═════ Exercise inputs

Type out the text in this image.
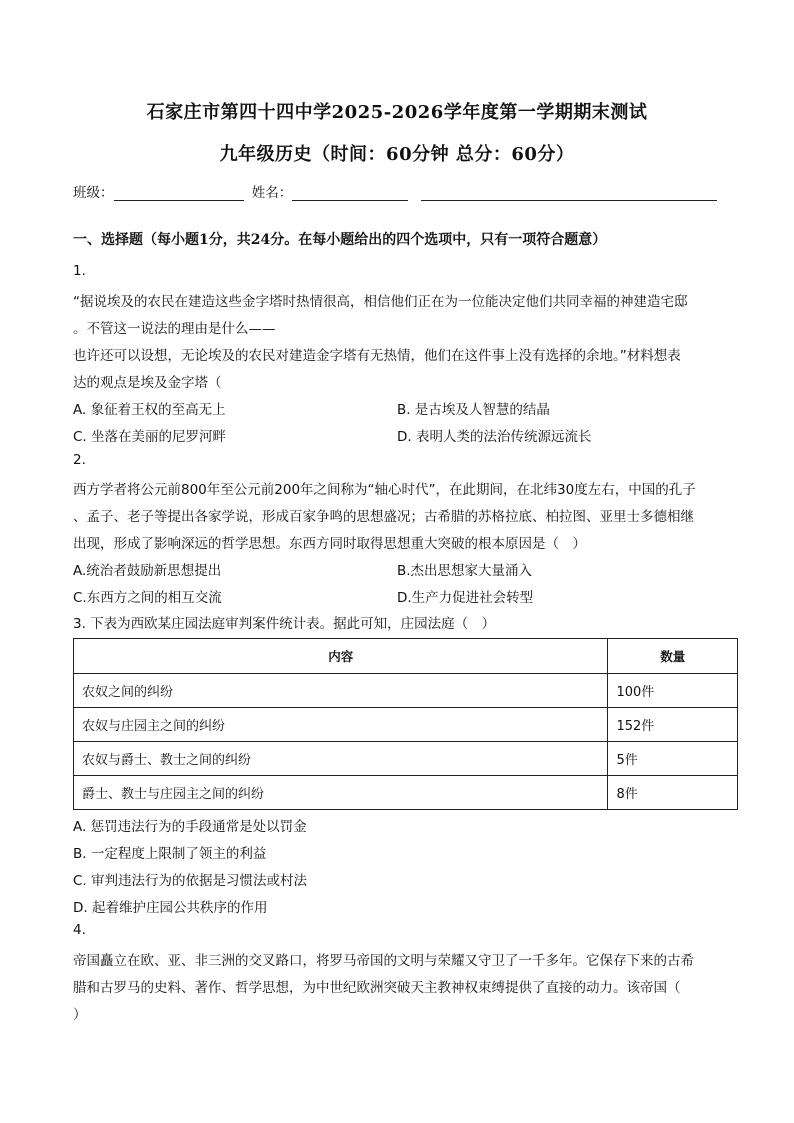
石家庄市第四十四中学2025-2026学年度第一学期期末测试
九年级历史（时间：60分钟 总分：60分）
班级：	姓名：
一、选择题（每小题1分，共24分。在每小题给出的四个选项中，只有一项符合题意）
1.
“据说埃及的农民在建造这些金字塔时热情很高，相信他们正在为一位能决定他们共同幸福的神建造宅邸
。不管这一说法的理由是什么——
也许还可以设想，无论埃及的农民对建造金字塔有无热情，他们在这件事上没有选择的余地。”材料想表
达的观点是埃及金字塔（
A. 象征着王权的至高无上	B. 是古埃及人智慧的结晶
C. 坐落在美丽的尼罗河畔	D. 表明人类的法治传统源远流长
2.
西方学者将公元前800年至公元前200年之间称为“轴心时代”，在此期间，在北纬30度左右，中国的孔子
、孟子、老子等提出各家学说，形成百家争鸣的思想盛况；古希腊的苏格拉底、柏拉图、亚里士多德相继
出现，形成了影响深远的哲学思想。东西方同时取得思想重大突破的根本原因是（　）
A.统治者鼓励新思想提出	B.杰出思想家大量涌入
C.东西方之间的相互交流	D.生产力促进社会转型
3. 下表为西欧某庄园法庭审判案件统计表。据此可知，庄园法庭（　）
内容	数量
农奴之间的纠纷	100件
农奴与庄园主之间的纠纷	152件
农奴与爵士、教士之间的纠纷	5件
爵士、教士与庄园主之间的纠纷	8件
A. 惩罚违法行为的手段通常是处以罚金
B. 一定程度上限制了领主的利益
C. 审判违法行为的依据是习惯法或村法
D. 起着维护庄园公共秩序的作用
4.
帝国矗立在欧、亚、非三洲的交叉路口，将罗马帝国的文明与荣耀又守卫了一千多年。它保存下来的古希
腊和古罗马的史料、著作、哲学思想，为中世纪欧洲突破天主教神权束缚提供了直接的动力。该帝国（
）
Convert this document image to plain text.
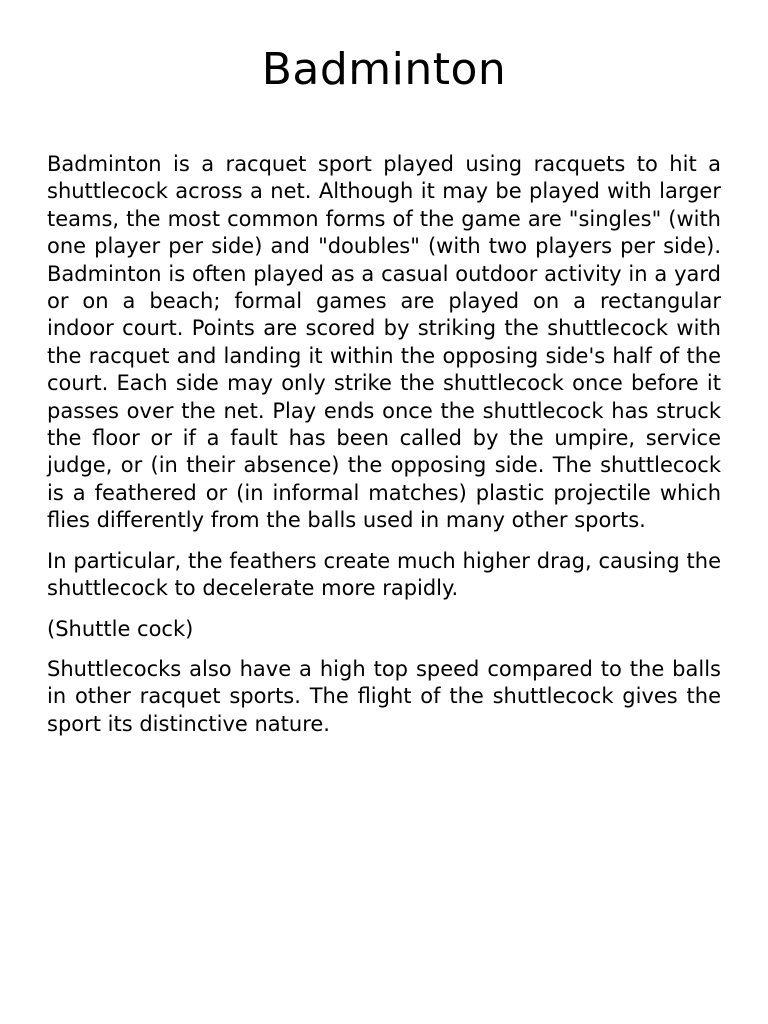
Badminton

Badminton is a racquet sport played using racquets to hit a shuttlecock across a net. Although it may be played with larger teams, the most common forms of the game are "singles" (with one player per side) and "doubles" (with two players per side). Badminton is often played as a casual outdoor activity in a yard or on a beach; formal games are played on a rectangular indoor court. Points are scored by striking the shuttlecock with the racquet and landing it within the opposing side's half of the court. Each side may only strike the shuttlecock once before it passes over the net. Play ends once the shuttlecock has struck the floor or if a fault has been called by the umpire, service judge, or (in their absence) the opposing side. The shuttlecock is a feathered or (in informal matches) plastic projectile which flies differently from the balls used in many other sports.

In particular, the feathers create much higher drag, causing the shuttlecock to decelerate more rapidly.

(Shuttle cock)

Shuttlecocks also have a high top speed compared to the balls in other racquet sports. The flight of the shuttlecock gives the sport its distinctive nature.
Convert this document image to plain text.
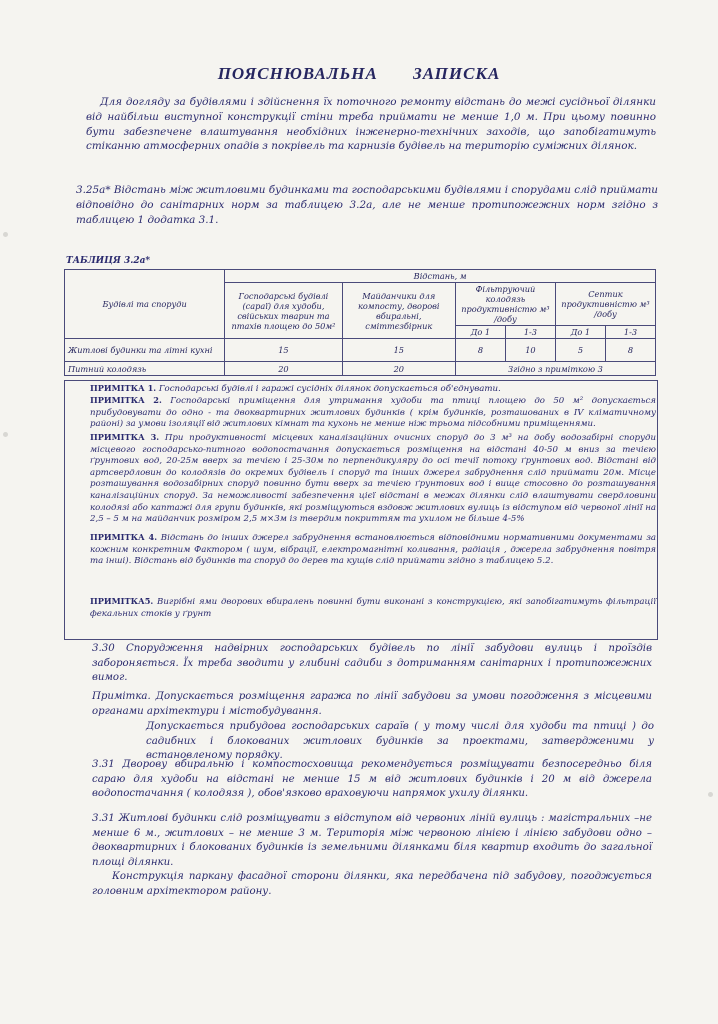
ПОЯСНЮВАЛЬНА ЗАПИСКА

Для догляду за будівлями і здійснення їх поточного ремонту відстань до межі сусідньої ділянки від найбільш виступної конструкції стіни треба приймати не менше 1,0 м. При цьому повинно бути забезпечене влаштування необхідних інженерно-технічних заходів, що запобігатимуть стіканню атмосферних опадів з покрівель та карнизів будівель на територію суміжних ділянок.

3.25а* Відстань між житловими будинками та господарськими будівлями і спорудами слід приймати відповідно до санітарних норм за таблицею 3.2а, але не менше протипожежних норм згідно з таблицею 1 додатка 3.1.

ТАБЛИЦЯ 3.2а*
Будівлі та споруди	Відстань, м					
	Господарські будівлі (сараї) для худоби, свійських тварин та птахів площею до 50м²	Майданчики для компосту, дворові вбиральні, сміттєзбірник	Фільтруючий колодязь продуктивністю м³ /добу		Септик продуктивністю м³ /добу	
			До 1	1-3	До 1	1-3
Житлові будинки та літні кухні	15	15	8	10	5	8
Питний колодязь	20	20	Згідно з приміткою 3			
ПРИМІТКА 1. Господарські будівлі і гаражі сусідніх ділянок допускається об'єднувати.
ПРИМІТКА 2. Господарські приміщення для утримання худоби та птиці площею до 50 м² допускається прибудовувати до одно - та двоквартирних житлових будинків ( крім будинків, розташованих в ІV кліматичному районі) за умови ізоляції від житлових кімнат та кухонь не менше ніж трьома підсобними приміщеннями.
ПРИМІТКА 3. При продуктивності місцевих каналізаційних очисних споруд до 3 м³ на добу водозабірні споруди місцевого господарсько-питного водопостачання допускається розміщення на відстані 40-50 м вниз за течією ґрунтових вод, 20-25м вверх за течією і 25-30м по перпендикуляру до осі течії потоку ґрунтових вод. Відстані від артсвердловин до колодязів до окремих будівель і споруд та інших джерел забруднення слід приймати 20м. Місце розташування водозабірних споруд повинно бути вверх за течією ґрунтових вод і вище стосовно до розташування каналізаційних споруд. За неможливості забезпечення цієї відстані в межах ділянки слід влаштувати свердловини колодязі або каптажі для групи будинків, які розміщуються вздовж житлових вулиць із відступом від червоної лінії на 2,5 – 5 м на майданчик розміром 2,5 м×3м із твердим покриттям та ухилом не більше 4-5%
ПРИМІТКА 4. Відстань до інших джерел забруднення встановлюється відповідними нормативними документами за кожним конкретним Фактором ( шум, вібрації, електромагнітні коливання, радіація , джерела забруднення повітря та інші). Відстань від будинків та споруд до дерев та кущів слід приймати згідно з таблицею 5.2.
ПРИМІТКА5. Вигрібні ями дворових вбиралень повинні бути виконані з конструкцією, які запобігатимуть фільтрації фекальних стоків у ґрунт
3.30 Спорудження надвірних господарських будівель по лінії забудови вулиць і проїздів забороняється. Їх треба зводити у глибині садиби з дотриманням санітарних і протипожежних вимог.
Примітка. Допускається розміщення гаража по лінії забудови за умови погодження з місцевими органами архітектури і містобудування.
Допускається прибудова господарських сараїв ( у тому числі для худоби та птиці ) до садибних і блокованих житлових будинків за проектами, затвердженими у встановленому порядку.
3.31 Дворову вбиральню і компостосховища рекомендується розміщувати безпосередньо біля сараю для худоби на відстані не менше 15 м від житлових будинків і 20 м від джерела водопостачання ( колодязя ), обов'язково враховуючи напрямок ухилу ділянки.
3.31 Житлові будинки слід розміщувати з відступом від червоних ліній вулиць : магістральних –не менше 6 м., житлових – не менше 3 м. Територія між червоною лінією і лінією забудови одно – двоквартирних і блокованих будинків із земельними ділянками біля квартир входить до загальної площі ділянки.
Конструкція паркану фасадної сторони ділянки, яка передбачена під забудову, погоджується головним архітектором району.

══════════

Stated exercise →
From the listing above, copy out each line where the word "відступом" appears.

Exercise response →
ПРИМІТКА 3. При продуктивності місцевих каналізаційних очисних споруд до 3 м³ на добу водозабірні споруди місцевого господарсько-питного водопостачання допускається розміщення на відстані 40-50 м вниз за течією ґрунтових вод, 20-25м вверх за течією і 25-30м по перпендикуляру до осі течії потоку ґрунтових вод. Відстані від артсвердловин до колодязів до окремих будівель і споруд та інших джерел забруднення слід приймати 20м. Місце розташування водозабірних споруд повинно бути вверх за течією ґрунтових вод і вище стосовно до розташування каналізаційних споруд. За неможливості забезпечення цієї відстані в межах ділянки слід влаштувати свердловини колодязі або каптажі для групи будинків, які розміщуються вздовж житлових вулиць із відступом від червоної лінії на 2,5 – 5 м на майданчик розміром 2,5 м×3м із твердим покриттям та ухилом не більше 4-5%
3.31 Житлові будинки слід розміщувати з відступом від червоних ліній вулиць : магістральних –не менше 6 м., житлових – не менше 3 м. Територія між червоною лінією і лінією забудови одно – двоквартирних і блокованих будинків із земельними ділянками біля квартир входить до загальної площі ділянки.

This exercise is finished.